- _SET EXERCISE_: Say how many lines of these entries include the word "content", and answer with the number alone.

################

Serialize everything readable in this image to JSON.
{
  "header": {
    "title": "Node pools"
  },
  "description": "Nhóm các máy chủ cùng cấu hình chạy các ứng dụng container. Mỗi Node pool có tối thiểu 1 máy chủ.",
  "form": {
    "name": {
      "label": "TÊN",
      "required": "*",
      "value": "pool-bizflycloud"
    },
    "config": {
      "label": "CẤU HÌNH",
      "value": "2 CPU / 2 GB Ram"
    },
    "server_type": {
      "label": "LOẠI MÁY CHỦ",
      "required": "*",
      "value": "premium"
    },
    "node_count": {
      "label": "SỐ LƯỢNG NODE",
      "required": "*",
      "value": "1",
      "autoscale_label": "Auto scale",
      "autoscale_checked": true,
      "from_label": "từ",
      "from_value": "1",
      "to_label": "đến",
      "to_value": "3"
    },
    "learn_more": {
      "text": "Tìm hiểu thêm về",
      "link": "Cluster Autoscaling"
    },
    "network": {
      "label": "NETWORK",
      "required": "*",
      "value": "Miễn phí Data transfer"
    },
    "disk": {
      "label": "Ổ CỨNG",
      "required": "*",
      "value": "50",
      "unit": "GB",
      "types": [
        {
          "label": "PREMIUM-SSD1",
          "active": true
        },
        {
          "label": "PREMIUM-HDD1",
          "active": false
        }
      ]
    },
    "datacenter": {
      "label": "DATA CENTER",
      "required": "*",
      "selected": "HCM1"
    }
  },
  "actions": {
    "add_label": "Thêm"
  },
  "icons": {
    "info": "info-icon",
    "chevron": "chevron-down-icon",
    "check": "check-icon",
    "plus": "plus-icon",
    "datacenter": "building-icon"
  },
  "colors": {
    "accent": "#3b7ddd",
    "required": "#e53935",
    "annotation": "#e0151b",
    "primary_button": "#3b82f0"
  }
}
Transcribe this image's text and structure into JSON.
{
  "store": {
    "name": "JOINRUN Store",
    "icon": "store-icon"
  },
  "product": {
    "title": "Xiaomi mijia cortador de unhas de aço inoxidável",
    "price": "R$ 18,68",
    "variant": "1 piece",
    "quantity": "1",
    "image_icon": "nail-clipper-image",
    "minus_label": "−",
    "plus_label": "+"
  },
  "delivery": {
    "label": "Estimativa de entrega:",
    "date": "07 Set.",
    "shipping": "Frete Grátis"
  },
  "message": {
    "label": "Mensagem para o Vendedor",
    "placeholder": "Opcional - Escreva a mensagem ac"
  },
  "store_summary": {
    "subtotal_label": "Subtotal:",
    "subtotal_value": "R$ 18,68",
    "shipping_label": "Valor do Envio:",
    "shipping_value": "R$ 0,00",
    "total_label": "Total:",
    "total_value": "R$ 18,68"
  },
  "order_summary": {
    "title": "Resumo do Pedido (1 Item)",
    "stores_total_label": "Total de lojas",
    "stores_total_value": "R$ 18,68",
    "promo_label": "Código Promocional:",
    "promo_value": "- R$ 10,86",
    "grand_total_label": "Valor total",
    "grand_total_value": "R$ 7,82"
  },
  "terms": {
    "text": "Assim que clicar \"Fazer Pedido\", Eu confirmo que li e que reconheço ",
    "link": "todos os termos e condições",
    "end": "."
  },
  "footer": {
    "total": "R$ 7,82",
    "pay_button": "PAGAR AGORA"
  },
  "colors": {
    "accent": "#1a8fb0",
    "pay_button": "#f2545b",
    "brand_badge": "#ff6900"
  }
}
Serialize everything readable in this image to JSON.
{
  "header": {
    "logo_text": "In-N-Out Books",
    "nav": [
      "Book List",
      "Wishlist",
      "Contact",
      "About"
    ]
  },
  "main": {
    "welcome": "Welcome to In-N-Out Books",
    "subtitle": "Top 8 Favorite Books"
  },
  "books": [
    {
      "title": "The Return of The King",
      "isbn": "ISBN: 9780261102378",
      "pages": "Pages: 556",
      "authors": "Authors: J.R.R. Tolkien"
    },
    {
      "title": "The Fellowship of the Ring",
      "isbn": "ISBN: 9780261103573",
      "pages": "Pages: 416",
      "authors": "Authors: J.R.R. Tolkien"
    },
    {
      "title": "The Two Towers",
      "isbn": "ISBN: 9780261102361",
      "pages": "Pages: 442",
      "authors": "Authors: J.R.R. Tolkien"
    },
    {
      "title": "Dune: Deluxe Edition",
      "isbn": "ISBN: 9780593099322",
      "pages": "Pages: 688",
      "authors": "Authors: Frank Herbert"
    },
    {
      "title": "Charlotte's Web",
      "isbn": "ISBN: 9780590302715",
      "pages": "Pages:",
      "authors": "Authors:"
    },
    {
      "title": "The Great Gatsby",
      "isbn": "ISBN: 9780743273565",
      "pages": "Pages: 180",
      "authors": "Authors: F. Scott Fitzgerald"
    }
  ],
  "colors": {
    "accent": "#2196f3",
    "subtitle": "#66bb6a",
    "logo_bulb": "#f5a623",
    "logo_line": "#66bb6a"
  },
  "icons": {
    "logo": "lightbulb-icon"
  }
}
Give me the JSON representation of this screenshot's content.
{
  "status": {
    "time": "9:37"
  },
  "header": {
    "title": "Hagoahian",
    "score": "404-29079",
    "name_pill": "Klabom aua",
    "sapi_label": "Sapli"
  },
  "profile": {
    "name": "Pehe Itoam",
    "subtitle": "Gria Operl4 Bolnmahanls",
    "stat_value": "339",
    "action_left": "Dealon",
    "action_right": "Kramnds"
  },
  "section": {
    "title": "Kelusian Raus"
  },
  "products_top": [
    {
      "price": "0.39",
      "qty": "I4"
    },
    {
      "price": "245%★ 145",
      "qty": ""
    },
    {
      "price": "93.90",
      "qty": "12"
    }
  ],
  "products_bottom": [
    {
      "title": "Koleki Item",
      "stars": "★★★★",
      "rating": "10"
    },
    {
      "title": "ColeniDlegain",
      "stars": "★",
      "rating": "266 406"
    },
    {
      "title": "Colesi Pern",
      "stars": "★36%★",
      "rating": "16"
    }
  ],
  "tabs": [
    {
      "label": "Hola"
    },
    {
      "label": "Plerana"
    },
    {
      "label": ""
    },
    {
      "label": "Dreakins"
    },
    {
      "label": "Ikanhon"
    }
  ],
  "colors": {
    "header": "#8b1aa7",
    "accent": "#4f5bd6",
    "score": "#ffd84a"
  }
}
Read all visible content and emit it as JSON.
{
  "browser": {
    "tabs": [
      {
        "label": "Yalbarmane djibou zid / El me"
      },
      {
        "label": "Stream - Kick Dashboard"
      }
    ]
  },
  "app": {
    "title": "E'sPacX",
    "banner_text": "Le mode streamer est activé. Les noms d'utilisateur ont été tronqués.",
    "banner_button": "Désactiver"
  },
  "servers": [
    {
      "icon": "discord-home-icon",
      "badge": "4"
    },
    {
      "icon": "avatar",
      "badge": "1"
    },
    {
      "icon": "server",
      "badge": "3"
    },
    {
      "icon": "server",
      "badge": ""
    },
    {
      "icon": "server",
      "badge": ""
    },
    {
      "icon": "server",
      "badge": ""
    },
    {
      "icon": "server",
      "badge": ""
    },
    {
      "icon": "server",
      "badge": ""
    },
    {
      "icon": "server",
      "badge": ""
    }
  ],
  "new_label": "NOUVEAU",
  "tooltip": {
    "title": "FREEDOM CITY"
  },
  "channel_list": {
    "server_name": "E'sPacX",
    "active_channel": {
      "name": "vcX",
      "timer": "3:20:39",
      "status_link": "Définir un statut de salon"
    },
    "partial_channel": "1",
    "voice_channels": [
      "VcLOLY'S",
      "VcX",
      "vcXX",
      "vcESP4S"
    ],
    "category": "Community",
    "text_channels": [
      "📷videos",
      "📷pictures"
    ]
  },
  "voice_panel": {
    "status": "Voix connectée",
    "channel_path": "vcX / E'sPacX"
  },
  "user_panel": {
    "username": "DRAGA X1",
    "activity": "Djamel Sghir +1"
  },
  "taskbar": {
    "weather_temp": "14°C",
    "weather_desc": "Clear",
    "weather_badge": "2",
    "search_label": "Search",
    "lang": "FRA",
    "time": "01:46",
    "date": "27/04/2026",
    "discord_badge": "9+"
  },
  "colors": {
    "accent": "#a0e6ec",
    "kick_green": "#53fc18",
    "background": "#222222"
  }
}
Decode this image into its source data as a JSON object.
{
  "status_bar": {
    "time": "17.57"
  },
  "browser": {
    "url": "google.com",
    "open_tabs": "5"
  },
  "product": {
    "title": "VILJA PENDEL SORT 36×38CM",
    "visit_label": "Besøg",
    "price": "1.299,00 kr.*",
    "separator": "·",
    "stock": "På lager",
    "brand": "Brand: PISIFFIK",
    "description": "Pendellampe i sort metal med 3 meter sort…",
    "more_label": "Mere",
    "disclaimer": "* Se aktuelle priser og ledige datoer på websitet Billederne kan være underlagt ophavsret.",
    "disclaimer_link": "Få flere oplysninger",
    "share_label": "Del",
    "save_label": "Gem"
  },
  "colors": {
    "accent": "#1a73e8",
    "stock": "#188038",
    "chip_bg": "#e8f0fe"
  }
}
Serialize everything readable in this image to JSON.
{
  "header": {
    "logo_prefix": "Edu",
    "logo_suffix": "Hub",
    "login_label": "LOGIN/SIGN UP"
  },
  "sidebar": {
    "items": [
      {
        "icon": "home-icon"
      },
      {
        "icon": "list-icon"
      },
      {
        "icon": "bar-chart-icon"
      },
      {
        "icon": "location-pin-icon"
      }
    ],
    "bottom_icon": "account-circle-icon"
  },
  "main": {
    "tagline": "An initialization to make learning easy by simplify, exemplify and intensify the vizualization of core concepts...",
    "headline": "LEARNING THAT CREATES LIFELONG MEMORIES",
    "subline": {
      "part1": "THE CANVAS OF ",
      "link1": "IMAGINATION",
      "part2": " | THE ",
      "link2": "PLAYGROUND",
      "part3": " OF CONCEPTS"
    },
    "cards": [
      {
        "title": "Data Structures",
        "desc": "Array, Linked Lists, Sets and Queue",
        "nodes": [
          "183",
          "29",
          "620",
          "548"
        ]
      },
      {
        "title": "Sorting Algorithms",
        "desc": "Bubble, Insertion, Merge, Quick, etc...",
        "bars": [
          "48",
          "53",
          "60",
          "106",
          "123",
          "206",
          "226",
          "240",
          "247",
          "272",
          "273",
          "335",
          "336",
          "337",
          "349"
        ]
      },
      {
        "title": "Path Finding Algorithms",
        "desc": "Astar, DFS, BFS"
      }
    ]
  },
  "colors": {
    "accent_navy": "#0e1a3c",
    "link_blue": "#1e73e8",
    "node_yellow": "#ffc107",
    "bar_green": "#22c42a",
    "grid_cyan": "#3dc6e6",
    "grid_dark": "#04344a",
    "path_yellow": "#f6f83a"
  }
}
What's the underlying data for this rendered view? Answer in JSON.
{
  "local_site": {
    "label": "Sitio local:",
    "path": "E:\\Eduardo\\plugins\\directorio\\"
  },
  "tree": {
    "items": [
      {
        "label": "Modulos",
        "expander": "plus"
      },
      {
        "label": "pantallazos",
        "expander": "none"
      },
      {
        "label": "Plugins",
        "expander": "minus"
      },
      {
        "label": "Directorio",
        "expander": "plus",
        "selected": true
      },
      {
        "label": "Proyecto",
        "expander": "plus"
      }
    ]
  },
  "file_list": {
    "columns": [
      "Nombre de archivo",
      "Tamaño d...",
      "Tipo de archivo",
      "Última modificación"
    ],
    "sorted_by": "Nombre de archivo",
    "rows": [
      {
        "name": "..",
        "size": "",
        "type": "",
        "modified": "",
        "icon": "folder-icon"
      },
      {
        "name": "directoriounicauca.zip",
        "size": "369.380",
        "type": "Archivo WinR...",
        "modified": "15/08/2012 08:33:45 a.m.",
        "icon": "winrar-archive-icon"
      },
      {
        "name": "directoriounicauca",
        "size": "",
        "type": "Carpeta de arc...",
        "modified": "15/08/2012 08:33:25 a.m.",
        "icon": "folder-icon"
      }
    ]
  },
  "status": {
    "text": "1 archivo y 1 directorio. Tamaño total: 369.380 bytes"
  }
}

################

- _TASK OUTPUT_: 2